= DATASET =
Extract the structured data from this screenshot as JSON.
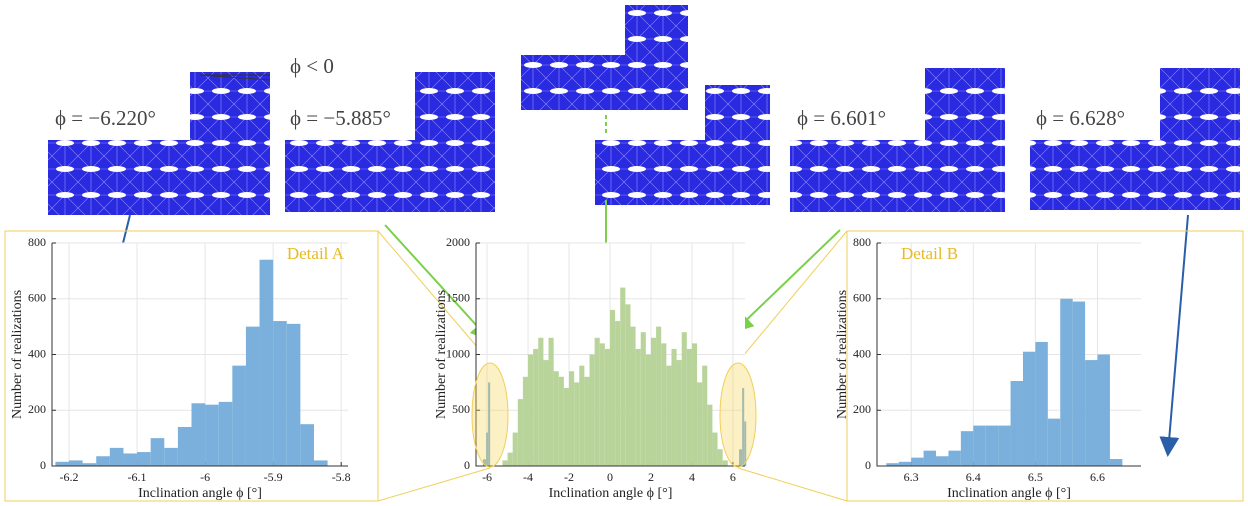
{
  "mesh_labels": [
    "ϕ = −6.220°",
    "ϕ = −5.885°",
    "ϕ = 6.601°",
    "ϕ = 6.628°",
    "ϕ < 0"
  ],
  "chart_data": [
    {
      "type": "histogram",
      "annotation": "Detail A",
      "color": "#7ab0db",
      "grid": true,
      "xlabel": "Inclination angle ϕ [°]",
      "ylabel": "Number of realizations",
      "bins": [
        -6.22,
        -6.2,
        -6.18,
        -6.16,
        -6.14,
        -6.12,
        -6.1,
        -6.08,
        -6.06,
        -6.04,
        -6.02,
        -6,
        -5.98,
        -5.96,
        -5.94,
        -5.92,
        -5.9,
        -5.88,
        -5.86,
        -5.84,
        -5.82
      ],
      "counts": [
        15,
        20,
        10,
        35,
        65,
        45,
        50,
        100,
        65,
        140,
        225,
        220,
        230,
        360,
        500,
        740,
        520,
        510,
        150,
        20
      ],
      "xlim": [
        -6.225,
        -5.79
      ],
      "ylim": [
        0,
        800
      ],
      "xticks": [
        -6.2,
        -6.1,
        -6,
        -5.9,
        -5.8
      ],
      "yticks": [
        0,
        200,
        400,
        600,
        800
      ]
    },
    {
      "type": "histogram",
      "color": "#b8d49a",
      "grid": true,
      "xlabel": "Inclination angle ϕ [°]",
      "ylabel": "Number of realizations",
      "bins": [
        -5.25,
        -5,
        -4.75,
        -4.5,
        -4.25,
        -4,
        -3.75,
        -3.5,
        -3.25,
        -3,
        -2.75,
        -2.5,
        -2.25,
        -2,
        -1.75,
        -1.5,
        -1.25,
        -1,
        -0.75,
        -0.5,
        -0.25,
        0,
        0.25,
        0.5,
        0.75,
        1,
        1.25,
        1.5,
        1.75,
        2,
        2.25,
        2.5,
        2.75,
        3,
        3.25,
        3.5,
        3.75,
        4,
        4.25,
        4.5,
        4.75,
        5,
        5.25,
        5.5,
        5.75
      ],
      "counts": [
        50,
        120,
        300,
        600,
        800,
        1000,
        1050,
        1150,
        950,
        1150,
        850,
        800,
        700,
        850,
        750,
        900,
        800,
        1000,
        1150,
        1100,
        1050,
        1400,
        1300,
        1600,
        1450,
        1250,
        1050,
        1200,
        1000,
        1150,
        1250,
        1100,
        900,
        1050,
        950,
        1200,
        1050,
        1100,
        750,
        900,
        550,
        300,
        150,
        50
      ],
      "highlight": [
        {
          "color": "#7ab0db",
          "bins": [
            -6.2,
            -6.05,
            -5.95,
            -5.85
          ],
          "counts": [
            60,
            300,
            750
          ]
        },
        {
          "color": "#7ab0db",
          "bins": [
            6.3,
            6.45,
            6.55,
            6.65
          ],
          "counts": [
            150,
            700,
            400
          ]
        }
      ],
      "xlim": [
        -6.54,
        6.59
      ],
      "ylim": [
        0,
        2000
      ],
      "xticks": [
        -6,
        -4,
        -2,
        0,
        2,
        4,
        6
      ],
      "yticks": [
        0,
        500,
        1000,
        1500,
        2000
      ]
    },
    {
      "type": "histogram",
      "annotation": "Detail B",
      "color": "#7ab0db",
      "grid": true,
      "xlabel": "Inclination angle ϕ [°]",
      "ylabel": "Number of realizations",
      "bins": [
        6.26,
        6.28,
        6.3,
        6.32,
        6.34,
        6.36,
        6.38,
        6.4,
        6.42,
        6.44,
        6.46,
        6.48,
        6.5,
        6.52,
        6.54,
        6.56,
        6.58,
        6.6,
        6.62,
        6.64
      ],
      "counts": [
        10,
        15,
        30,
        55,
        35,
        55,
        125,
        145,
        145,
        145,
        305,
        410,
        445,
        170,
        600,
        590,
        380,
        400,
        25
      ],
      "xlim": [
        6.245,
        6.67
      ],
      "ylim": [
        0,
        800
      ],
      "xticks": [
        6.3,
        6.4,
        6.5,
        6.6
      ],
      "yticks": [
        0,
        200,
        400,
        600,
        800
      ]
    }
  ]
}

= INSTRUCTIONS TO FOLLOW =
Transcribe the listing above verbatim. Omit the pictures.

= RESULT OF THE TASK =
Extract the structured data from this screenshot as JSON.
{
  "mesh_labels": [
    "ϕ = −6.220°",
    "ϕ = −5.885°",
    "ϕ = 6.601°",
    "ϕ = 6.628°",
    "ϕ < 0"
  ],
  "chart_data": [
    {
      "type": "histogram",
      "annotation": "Detail A",
      "color": "#7ab0db",
      "grid": true,
      "xlabel": "Inclination angle ϕ [°]",
      "ylabel": "Number of realizations",
      "bins": [
        -6.22,
        -6.2,
        -6.18,
        -6.16,
        -6.14,
        -6.12,
        -6.1,
        -6.08,
        -6.06,
        -6.04,
        -6.02,
        -6,
        -5.98,
        -5.96,
        -5.94,
        -5.92,
        -5.9,
        -5.88,
        -5.86,
        -5.84,
        -5.82
      ],
      "counts": [
        15,
        20,
        10,
        35,
        65,
        45,
        50,
        100,
        65,
        140,
        225,
        220,
        230,
        360,
        500,
        740,
        520,
        510,
        150,
        20
      ],
      "xlim": [
        -6.225,
        -5.79
      ],
      "ylim": [
        0,
        800
      ],
      "xticks": [
        -6.2,
        -6.1,
        -6,
        -5.9,
        -5.8
      ],
      "yticks": [
        0,
        200,
        400,
        600,
        800
      ]
    },
    {
      "type": "histogram",
      "color": "#b8d49a",
      "grid": true,
      "xlabel": "Inclination angle ϕ [°]",
      "ylabel": "Number of realizations",
      "bins": [
        -5.25,
        -5,
        -4.75,
        -4.5,
        -4.25,
        -4,
        -3.75,
        -3.5,
        -3.25,
        -3,
        -2.75,
        -2.5,
        -2.25,
        -2,
        -1.75,
        -1.5,
        -1.25,
        -1,
        -0.75,
        -0.5,
        -0.25,
        0,
        0.25,
        0.5,
        0.75,
        1,
        1.25,
        1.5,
        1.75,
        2,
        2.25,
        2.5,
        2.75,
        3,
        3.25,
        3.5,
        3.75,
        4,
        4.25,
        4.5,
        4.75,
        5,
        5.25,
        5.5,
        5.75
      ],
      "counts": [
        50,
        120,
        300,
        600,
        800,
        1000,
        1050,
        1150,
        950,
        1150,
        850,
        800,
        700,
        850,
        750,
        900,
        800,
        1000,
        1150,
        1100,
        1050,
        1400,
        1300,
        1600,
        1450,
        1250,
        1050,
        1200,
        1000,
        1150,
        1250,
        1100,
        900,
        1050,
        950,
        1200,
        1050,
        1100,
        750,
        900,
        550,
        300,
        150,
        50
      ],
      "highlight": [
        {
          "color": "#7ab0db",
          "bins": [
            -6.2,
            -6.05,
            -5.95,
            -5.85
          ],
          "counts": [
            60,
            300,
            750
          ]
        },
        {
          "color": "#7ab0db",
          "bins": [
            6.3,
            6.45,
            6.55,
            6.65
          ],
          "counts": [
            150,
            700,
            400
          ]
        }
      ],
      "xlim": [
        -6.54,
        6.59
      ],
      "ylim": [
        0,
        2000
      ],
      "xticks": [
        -6,
        -4,
        -2,
        0,
        2,
        4,
        6
      ],
      "yticks": [
        0,
        500,
        1000,
        1500,
        2000
      ]
    },
    {
      "type": "histogram",
      "annotation": "Detail B",
      "color": "#7ab0db",
      "grid": true,
      "xlabel": "Inclination angle ϕ [°]",
      "ylabel": "Number of realizations",
      "bins": [
        6.26,
        6.28,
        6.3,
        6.32,
        6.34,
        6.36,
        6.38,
        6.4,
        6.42,
        6.44,
        6.46,
        6.48,
        6.5,
        6.52,
        6.54,
        6.56,
        6.58,
        6.6,
        6.62,
        6.64
      ],
      "counts": [
        10,
        15,
        30,
        55,
        35,
        55,
        125,
        145,
        145,
        145,
        305,
        410,
        445,
        170,
        600,
        590,
        380,
        400,
        25
      ],
      "xlim": [
        6.245,
        6.67
      ],
      "ylim": [
        0,
        800
      ],
      "xticks": [
        6.3,
        6.4,
        6.5,
        6.6
      ],
      "yticks": [
        0,
        200,
        400,
        600,
        800
      ]
    }
  ]
}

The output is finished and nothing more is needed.